Would you write out the entries below, every one of them, exactly?
-- start of Supplied information --
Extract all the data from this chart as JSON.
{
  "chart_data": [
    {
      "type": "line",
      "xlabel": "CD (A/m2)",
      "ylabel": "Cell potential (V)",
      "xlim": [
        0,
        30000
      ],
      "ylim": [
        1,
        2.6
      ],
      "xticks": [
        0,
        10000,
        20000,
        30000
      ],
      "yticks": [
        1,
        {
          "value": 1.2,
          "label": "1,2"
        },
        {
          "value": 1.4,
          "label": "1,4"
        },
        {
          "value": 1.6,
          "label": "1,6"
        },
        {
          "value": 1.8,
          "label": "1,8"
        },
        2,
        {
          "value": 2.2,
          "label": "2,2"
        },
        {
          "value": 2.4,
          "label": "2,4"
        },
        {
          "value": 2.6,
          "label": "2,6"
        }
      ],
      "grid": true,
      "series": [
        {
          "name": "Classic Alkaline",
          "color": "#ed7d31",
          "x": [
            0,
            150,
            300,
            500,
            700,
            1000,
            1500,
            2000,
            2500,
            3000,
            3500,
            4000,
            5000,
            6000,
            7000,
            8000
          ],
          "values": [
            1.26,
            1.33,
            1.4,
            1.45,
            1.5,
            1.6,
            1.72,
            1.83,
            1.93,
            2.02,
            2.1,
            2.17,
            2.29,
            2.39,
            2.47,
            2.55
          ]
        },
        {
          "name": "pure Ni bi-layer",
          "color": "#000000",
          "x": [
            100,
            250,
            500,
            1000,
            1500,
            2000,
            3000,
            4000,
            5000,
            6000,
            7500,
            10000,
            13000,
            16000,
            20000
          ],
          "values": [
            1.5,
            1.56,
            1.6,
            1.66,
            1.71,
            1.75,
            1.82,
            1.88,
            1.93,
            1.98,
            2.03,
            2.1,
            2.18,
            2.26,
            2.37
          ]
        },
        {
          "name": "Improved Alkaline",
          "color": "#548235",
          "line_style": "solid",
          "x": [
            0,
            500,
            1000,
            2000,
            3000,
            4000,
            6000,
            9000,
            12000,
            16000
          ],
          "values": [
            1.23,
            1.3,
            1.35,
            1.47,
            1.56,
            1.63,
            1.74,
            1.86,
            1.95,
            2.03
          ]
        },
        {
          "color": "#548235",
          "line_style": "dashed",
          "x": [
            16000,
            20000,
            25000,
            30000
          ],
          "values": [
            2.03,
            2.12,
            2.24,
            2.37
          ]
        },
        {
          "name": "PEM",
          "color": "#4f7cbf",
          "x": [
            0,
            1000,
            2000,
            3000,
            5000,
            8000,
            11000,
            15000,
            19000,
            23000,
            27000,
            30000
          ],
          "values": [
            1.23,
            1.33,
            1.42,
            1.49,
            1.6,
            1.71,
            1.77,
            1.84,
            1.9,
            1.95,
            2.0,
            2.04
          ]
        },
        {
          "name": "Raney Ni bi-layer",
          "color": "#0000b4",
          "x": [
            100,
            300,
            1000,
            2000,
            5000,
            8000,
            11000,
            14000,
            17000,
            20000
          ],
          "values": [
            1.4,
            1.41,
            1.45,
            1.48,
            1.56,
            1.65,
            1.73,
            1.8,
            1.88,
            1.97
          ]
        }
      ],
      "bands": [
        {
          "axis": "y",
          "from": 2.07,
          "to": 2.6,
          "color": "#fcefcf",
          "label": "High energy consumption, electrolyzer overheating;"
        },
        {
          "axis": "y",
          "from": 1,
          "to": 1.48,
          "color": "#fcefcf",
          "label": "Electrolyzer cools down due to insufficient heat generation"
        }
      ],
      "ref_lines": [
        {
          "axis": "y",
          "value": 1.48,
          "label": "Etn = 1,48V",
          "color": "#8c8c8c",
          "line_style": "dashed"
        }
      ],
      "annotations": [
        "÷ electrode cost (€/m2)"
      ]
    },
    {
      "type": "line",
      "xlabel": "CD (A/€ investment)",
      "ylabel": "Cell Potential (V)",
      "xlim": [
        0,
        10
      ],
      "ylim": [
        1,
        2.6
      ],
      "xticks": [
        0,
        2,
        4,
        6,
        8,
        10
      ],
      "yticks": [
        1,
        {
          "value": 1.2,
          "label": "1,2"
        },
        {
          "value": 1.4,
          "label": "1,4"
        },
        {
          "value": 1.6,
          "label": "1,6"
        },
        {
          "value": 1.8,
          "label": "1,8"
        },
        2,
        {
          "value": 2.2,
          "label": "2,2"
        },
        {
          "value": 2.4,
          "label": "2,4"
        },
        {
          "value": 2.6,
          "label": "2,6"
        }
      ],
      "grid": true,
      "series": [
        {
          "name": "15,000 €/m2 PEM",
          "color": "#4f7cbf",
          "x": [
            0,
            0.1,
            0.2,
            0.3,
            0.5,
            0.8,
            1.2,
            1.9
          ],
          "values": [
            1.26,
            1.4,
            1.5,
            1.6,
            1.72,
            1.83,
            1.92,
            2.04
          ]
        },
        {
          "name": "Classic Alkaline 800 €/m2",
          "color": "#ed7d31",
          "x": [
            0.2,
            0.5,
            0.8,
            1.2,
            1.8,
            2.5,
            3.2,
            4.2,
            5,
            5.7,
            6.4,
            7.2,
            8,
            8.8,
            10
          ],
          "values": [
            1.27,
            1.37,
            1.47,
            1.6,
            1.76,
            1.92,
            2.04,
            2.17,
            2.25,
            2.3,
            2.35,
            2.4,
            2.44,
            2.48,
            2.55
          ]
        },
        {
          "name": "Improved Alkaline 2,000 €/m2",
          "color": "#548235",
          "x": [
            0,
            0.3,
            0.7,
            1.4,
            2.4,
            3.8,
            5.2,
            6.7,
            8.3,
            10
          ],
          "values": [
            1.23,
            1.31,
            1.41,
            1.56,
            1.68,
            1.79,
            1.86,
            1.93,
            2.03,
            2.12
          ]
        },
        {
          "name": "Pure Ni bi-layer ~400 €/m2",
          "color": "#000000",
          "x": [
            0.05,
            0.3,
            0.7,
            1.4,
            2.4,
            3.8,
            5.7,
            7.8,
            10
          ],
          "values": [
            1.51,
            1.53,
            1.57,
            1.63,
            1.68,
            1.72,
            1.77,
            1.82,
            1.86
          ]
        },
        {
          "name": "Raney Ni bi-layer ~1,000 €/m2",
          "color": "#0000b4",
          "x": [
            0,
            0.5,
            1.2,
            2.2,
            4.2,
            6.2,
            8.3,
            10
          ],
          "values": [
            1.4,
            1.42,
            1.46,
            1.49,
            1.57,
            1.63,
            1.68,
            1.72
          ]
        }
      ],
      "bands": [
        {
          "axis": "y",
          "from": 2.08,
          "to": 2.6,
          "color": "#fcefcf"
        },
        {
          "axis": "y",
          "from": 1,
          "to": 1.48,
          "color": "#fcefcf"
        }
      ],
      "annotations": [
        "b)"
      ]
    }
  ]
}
-- end of Supplied information --
• **Final result**
Extract all the data from this chart as JSON.
{
  "chart_data": [
    {
      "type": "line",
      "xlabel": "CD (A/m2)",
      "ylabel": "Cell potential (V)",
      "xlim": [
        0,
        30000
      ],
      "ylim": [
        1,
        2.6
      ],
      "xticks": [
        0,
        10000,
        20000,
        30000
      ],
      "yticks": [
        1,
        {
          "value": 1.2,
          "label": "1,2"
        },
        {
          "value": 1.4,
          "label": "1,4"
        },
        {
          "value": 1.6,
          "label": "1,6"
        },
        {
          "value": 1.8,
          "label": "1,8"
        },
        2,
        {
          "value": 2.2,
          "label": "2,2"
        },
        {
          "value": 2.4,
          "label": "2,4"
        },
        {
          "value": 2.6,
          "label": "2,6"
        }
      ],
      "grid": true,
      "series": [
        {
          "name": "Classic Alkaline",
          "color": "#ed7d31",
          "x": [
            0,
            150,
            300,
            500,
            700,
            1000,
            1500,
            2000,
            2500,
            3000,
            3500,
            4000,
            5000,
            6000,
            7000,
            8000
          ],
          "values": [
            1.26,
            1.33,
            1.4,
            1.45,
            1.5,
            1.6,
            1.72,
            1.83,
            1.93,
            2.02,
            2.1,
            2.17,
            2.29,
            2.39,
            2.47,
            2.55
          ]
        },
        {
          "name": "pure Ni bi-layer",
          "color": "#000000",
          "x": [
            100,
            250,
            500,
            1000,
            1500,
            2000,
            3000,
            4000,
            5000,
            6000,
            7500,
            10000,
            13000,
            16000,
            20000
          ],
          "values": [
            1.5,
            1.56,
            1.6,
            1.66,
            1.71,
            1.75,
            1.82,
            1.88,
            1.93,
            1.98,
            2.03,
            2.1,
            2.18,
            2.26,
            2.37
          ]
        },
        {
          "name": "Improved Alkaline",
          "color": "#548235",
          "line_style": "solid",
          "x": [
            0,
            500,
            1000,
            2000,
            3000,
            4000,
            6000,
            9000,
            12000,
            16000
          ],
          "values": [
            1.23,
            1.3,
            1.35,
            1.47,
            1.56,
            1.63,
            1.74,
            1.86,
            1.95,
            2.03
          ]
        },
        {
          "color": "#548235",
          "line_style": "dashed",
          "x": [
            16000,
            20000,
            25000,
            30000
          ],
          "values": [
            2.03,
            2.12,
            2.24,
            2.37
          ]
        },
        {
          "name": "PEM",
          "color": "#4f7cbf",
          "x": [
            0,
            1000,
            2000,
            3000,
            5000,
            8000,
            11000,
            15000,
            19000,
            23000,
            27000,
            30000
          ],
          "values": [
            1.23,
            1.33,
            1.42,
            1.49,
            1.6,
            1.71,
            1.77,
            1.84,
            1.9,
            1.95,
            2.0,
            2.04
          ]
        },
        {
          "name": "Raney Ni bi-layer",
          "color": "#0000b4",
          "x": [
            100,
            300,
            1000,
            2000,
            5000,
            8000,
            11000,
            14000,
            17000,
            20000
          ],
          "values": [
            1.4,
            1.41,
            1.45,
            1.48,
            1.56,
            1.65,
            1.73,
            1.8,
            1.88,
            1.97
          ]
        }
      ],
      "bands": [
        {
          "axis": "y",
          "from": 2.07,
          "to": 2.6,
          "color": "#fcefcf",
          "label": "High energy consumption, electrolyzer overheating;"
        },
        {
          "axis": "y",
          "from": 1,
          "to": 1.48,
          "color": "#fcefcf",
          "label": "Electrolyzer cools down due to insufficient heat generation"
        }
      ],
      "ref_lines": [
        {
          "axis": "y",
          "value": 1.48,
          "label": "Etn = 1,48V",
          "color": "#8c8c8c",
          "line_style": "dashed"
        }
      ],
      "annotations": [
        "÷ electrode cost (€/m2)"
      ]
    },
    {
      "type": "line",
      "xlabel": "CD (A/€ investment)",
      "ylabel": "Cell Potential (V)",
      "xlim": [
        0,
        10
      ],
      "ylim": [
        1,
        2.6
      ],
      "xticks": [
        0,
        2,
        4,
        6,
        8,
        10
      ],
      "yticks": [
        1,
        {
          "value": 1.2,
          "label": "1,2"
        },
        {
          "value": 1.4,
          "label": "1,4"
        },
        {
          "value": 1.6,
          "label": "1,6"
        },
        {
          "value": 1.8,
          "label": "1,8"
        },
        2,
        {
          "value": 2.2,
          "label": "2,2"
        },
        {
          "value": 2.4,
          "label": "2,4"
        },
        {
          "value": 2.6,
          "label": "2,6"
        }
      ],
      "grid": true,
      "series": [
        {
          "name": "15,000 €/m2 PEM",
          "color": "#4f7cbf",
          "x": [
            0,
            0.1,
            0.2,
            0.3,
            0.5,
            0.8,
            1.2,
            1.9
          ],
          "values": [
            1.26,
            1.4,
            1.5,
            1.6,
            1.72,
            1.83,
            1.92,
            2.04
          ]
        },
        {
          "name": "Classic Alkaline 800 €/m2",
          "color": "#ed7d31",
          "x": [
            0.2,
            0.5,
            0.8,
            1.2,
            1.8,
            2.5,
            3.2,
            4.2,
            5,
            5.7,
            6.4,
            7.2,
            8,
            8.8,
            10
          ],
          "values": [
            1.27,
            1.37,
            1.47,
            1.6,
            1.76,
            1.92,
            2.04,
            2.17,
            2.25,
            2.3,
            2.35,
            2.4,
            2.44,
            2.48,
            2.55
          ]
        },
        {
          "name": "Improved Alkaline 2,000 €/m2",
          "color": "#548235",
          "x": [
            0,
            0.3,
            0.7,
            1.4,
            2.4,
            3.8,
            5.2,
            6.7,
            8.3,
            10
          ],
          "values": [
            1.23,
            1.31,
            1.41,
            1.56,
            1.68,
            1.79,
            1.86,
            1.93,
            2.03,
            2.12
          ]
        },
        {
          "name": "Pure Ni bi-layer ~400 €/m2",
          "color": "#000000",
          "x": [
            0.05,
            0.3,
            0.7,
            1.4,
            2.4,
            3.8,
            5.7,
            7.8,
            10
          ],
          "values": [
            1.51,
            1.53,
            1.57,
            1.63,
            1.68,
            1.72,
            1.77,
            1.82,
            1.86
          ]
        },
        {
          "name": "Raney Ni bi-layer ~1,000 €/m2",
          "color": "#0000b4",
          "x": [
            0,
            0.5,
            1.2,
            2.2,
            4.2,
            6.2,
            8.3,
            10
          ],
          "values": [
            1.4,
            1.42,
            1.46,
            1.49,
            1.57,
            1.63,
            1.68,
            1.72
          ]
        }
      ],
      "bands": [
        {
          "axis": "y",
          "from": 2.08,
          "to": 2.6,
          "color": "#fcefcf"
        },
        {
          "axis": "y",
          "from": 1,
          "to": 1.48,
          "color": "#fcefcf"
        }
      ],
      "annotations": [
        "b)"
      ]
    }
  ]
}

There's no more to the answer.